* **YOUR INSTRUCTIONS**:
Output the full listing below exactly as it reads, and skip anything that is a picture.

* **ENTRIES SHOWN**:
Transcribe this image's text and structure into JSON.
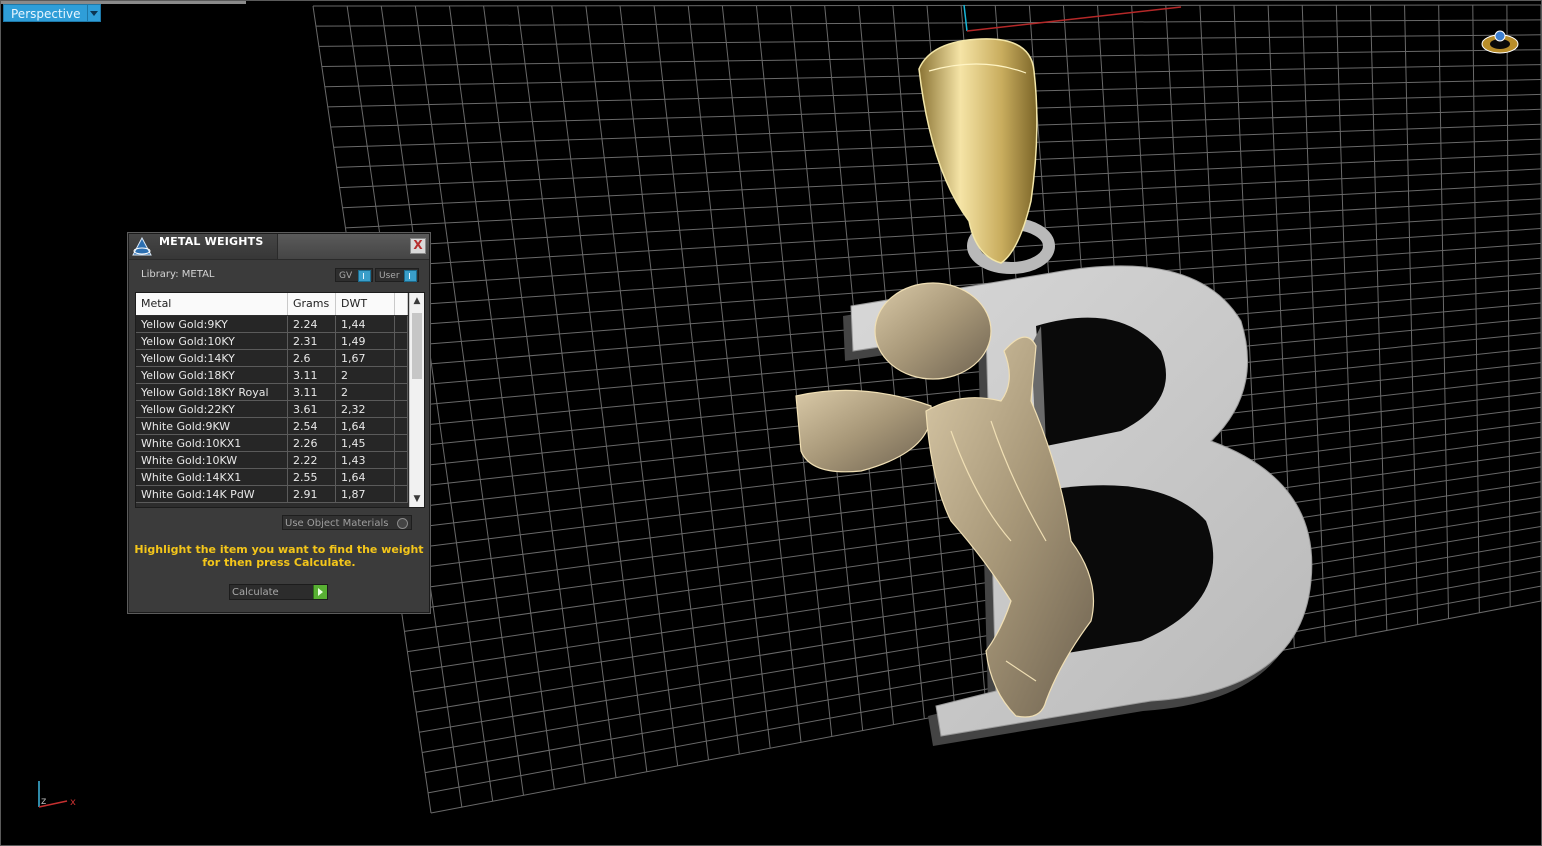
{
  "viewport": {
    "label": "Perspective",
    "axes": {
      "x": "x",
      "z": "z"
    }
  },
  "panel": {
    "title": "METAL WEIGHTS",
    "close_label": "X",
    "library_label": "Library: METAL",
    "toggle_gv": "GV",
    "toggle_user": "User",
    "columns": [
      "Metal",
      "Grams",
      "DWT"
    ],
    "rows": [
      {
        "metal": "Yellow Gold:9KY",
        "grams": "2.24",
        "dwt": "1,44"
      },
      {
        "metal": "Yellow Gold:10KY",
        "grams": "2.31",
        "dwt": "1,49"
      },
      {
        "metal": "Yellow Gold:14KY",
        "grams": "2.6",
        "dwt": "1,67"
      },
      {
        "metal": "Yellow Gold:18KY",
        "grams": "3.11",
        "dwt": "2"
      },
      {
        "metal": "Yellow Gold:18KY Royal",
        "grams": "3.11",
        "dwt": "2"
      },
      {
        "metal": "Yellow Gold:22KY",
        "grams": "3.61",
        "dwt": "2,32"
      },
      {
        "metal": "White Gold:9KW",
        "grams": "2.54",
        "dwt": "1,64"
      },
      {
        "metal": "White Gold:10KX1",
        "grams": "2.26",
        "dwt": "1,45"
      },
      {
        "metal": "White Gold:10KW",
        "grams": "2.22",
        "dwt": "1,43"
      },
      {
        "metal": "White Gold:14KX1",
        "grams": "2.55",
        "dwt": "1,64"
      },
      {
        "metal": "White Gold:14K PdW",
        "grams": "2.91",
        "dwt": "1,87"
      }
    ],
    "use_object_materials": "Use Object Materials",
    "hint": "Highlight the item you want to find the weight for then press Calculate.",
    "calculate_label": "Calculate"
  },
  "colors": {
    "accent": "#2f9ed8",
    "hint_text": "#f4c61a",
    "go_button": "#58b033",
    "gold": "#e2cc84",
    "silver": "#c7c7c7"
  }
}
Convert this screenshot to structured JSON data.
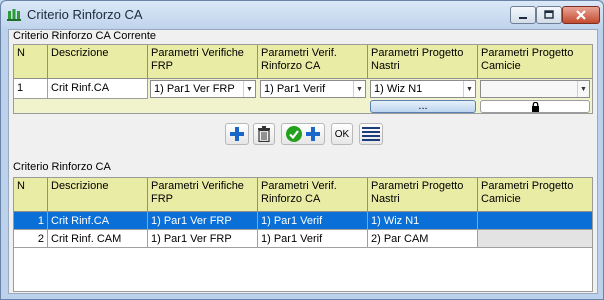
{
  "window": {
    "title": "Criterio Rinforzo CA"
  },
  "current": {
    "section_label": "Criterio Rinforzo CA Corrente",
    "headers": {
      "n": "N",
      "descrizione": "Descrizione",
      "frp": "Parametri Verifiche FRP",
      "ca": "Parametri Verif. Rinforzo CA",
      "nastri": "Parametri Progetto Nastri",
      "camicie": "Parametri Progetto Camicie"
    },
    "row": {
      "n": "1",
      "descrizione": "Crit Rinf.CA",
      "frp": "1) Par1 Ver FRP",
      "ca": "1) Par1 Verif",
      "nastri": "1) Wiz N1",
      "camicie": ""
    },
    "ellipsis_label": "..."
  },
  "toolbar": {
    "ok_label": "OK"
  },
  "list": {
    "section_label": "Criterio Rinforzo CA",
    "headers": {
      "n": "N",
      "descrizione": "Descrizione",
      "frp": "Parametri Verifiche FRP",
      "ca": "Parametri Verif. Rinforzo CA",
      "nastri": "Parametri Progetto Nastri",
      "camicie": "Parametri Progetto Camicie"
    },
    "rows": [
      {
        "n": "1",
        "descrizione": "Crit Rinf.CA",
        "frp": "1) Par1 Ver FRP",
        "ca": "1) Par1 Verif",
        "nastri": "1) Wiz N1",
        "camicie": ""
      },
      {
        "n": "2",
        "descrizione": "Crit Rinf. CAM",
        "frp": "1) Par1 Ver FRP",
        "ca": "1) Par1 Verif",
        "nastri": "2) Par CAM",
        "camicie": ""
      }
    ]
  },
  "colors": {
    "header_bg": "#e8eca4",
    "selection": "#0a6fd6",
    "accent_blue": "#1b66c9",
    "accent_green": "#23a01c"
  }
}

* **RESULT FOR THIS EXERCISE**:
Transcribe this image's text and structure into JSON.
{
  "viewport": {
    "label": "Perspective",
    "axes": {
      "x": "x",
      "z": "z"
    }
  },
  "panel": {
    "title": "METAL WEIGHTS",
    "close_label": "X",
    "library_label": "Library: METAL",
    "toggle_gv": "GV",
    "toggle_user": "User",
    "columns": [
      "Metal",
      "Grams",
      "DWT"
    ],
    "rows": [
      {
        "metal": "Yellow Gold:9KY",
        "grams": "2.24",
        "dwt": "1,44"
      },
      {
        "metal": "Yellow Gold:10KY",
        "grams": "2.31",
        "dwt": "1,49"
      },
      {
        "metal": "Yellow Gold:14KY",
        "grams": "2.6",
        "dwt": "1,67"
      },
      {
        "metal": "Yellow Gold:18KY",
        "grams": "3.11",
        "dwt": "2"
      },
      {
        "metal": "Yellow Gold:18KY Royal",
        "grams": "3.11",
        "dwt": "2"
      },
      {
        "metal": "Yellow Gold:22KY",
        "grams": "3.61",
        "dwt": "2,32"
      },
      {
        "metal": "White Gold:9KW",
        "grams": "2.54",
        "dwt": "1,64"
      },
      {
        "metal": "White Gold:10KX1",
        "grams": "2.26",
        "dwt": "1,45"
      },
      {
        "metal": "White Gold:10KW",
        "grams": "2.22",
        "dwt": "1,43"
      },
      {
        "metal": "White Gold:14KX1",
        "grams": "2.55",
        "dwt": "1,64"
      },
      {
        "metal": "White Gold:14K PdW",
        "grams": "2.91",
        "dwt": "1,87"
      }
    ],
    "use_object_materials": "Use Object Materials",
    "hint": "Highlight the item you want to find the weight for then press Calculate.",
    "calculate_label": "Calculate"
  },
  "colors": {
    "accent": "#2f9ed8",
    "hint_text": "#f4c61a",
    "go_button": "#58b033",
    "gold": "#e2cc84",
    "silver": "#c7c7c7"
  }
}
Convert this screenshot to structured JSON data.
{
  "window": {
    "title": "Criterio Rinforzo CA"
  },
  "current": {
    "section_label": "Criterio Rinforzo CA Corrente",
    "headers": {
      "n": "N",
      "descrizione": "Descrizione",
      "frp": "Parametri Verifiche FRP",
      "ca": "Parametri Verif. Rinforzo CA",
      "nastri": "Parametri Progetto Nastri",
      "camicie": "Parametri Progetto Camicie"
    },
    "row": {
      "n": "1",
      "descrizione": "Crit Rinf.CA",
      "frp": "1) Par1 Ver FRP",
      "ca": "1) Par1 Verif",
      "nastri": "1) Wiz N1",
      "camicie": ""
    },
    "ellipsis_label": "..."
  },
  "toolbar": {
    "ok_label": "OK"
  },
  "list": {
    "section_label": "Criterio Rinforzo CA",
    "headers": {
      "n": "N",
      "descrizione": "Descrizione",
      "frp": "Parametri Verifiche FRP",
      "ca": "Parametri Verif. Rinforzo CA",
      "nastri": "Parametri Progetto Nastri",
      "camicie": "Parametri Progetto Camicie"
    },
    "rows": [
      {
        "n": "1",
        "descrizione": "Crit Rinf.CA",
        "frp": "1) Par1 Ver FRP",
        "ca": "1) Par1 Verif",
        "nastri": "1) Wiz N1",
        "camicie": ""
      },
      {
        "n": "2",
        "descrizione": "Crit Rinf. CAM",
        "frp": "1) Par1 Ver FRP",
        "ca": "1) Par1 Verif",
        "nastri": "2) Par CAM",
        "camicie": ""
      }
    ]
  },
  "colors": {
    "header_bg": "#e8eca4",
    "selection": "#0a6fd6",
    "accent_blue": "#1b66c9",
    "accent_green": "#23a01c"
  }
}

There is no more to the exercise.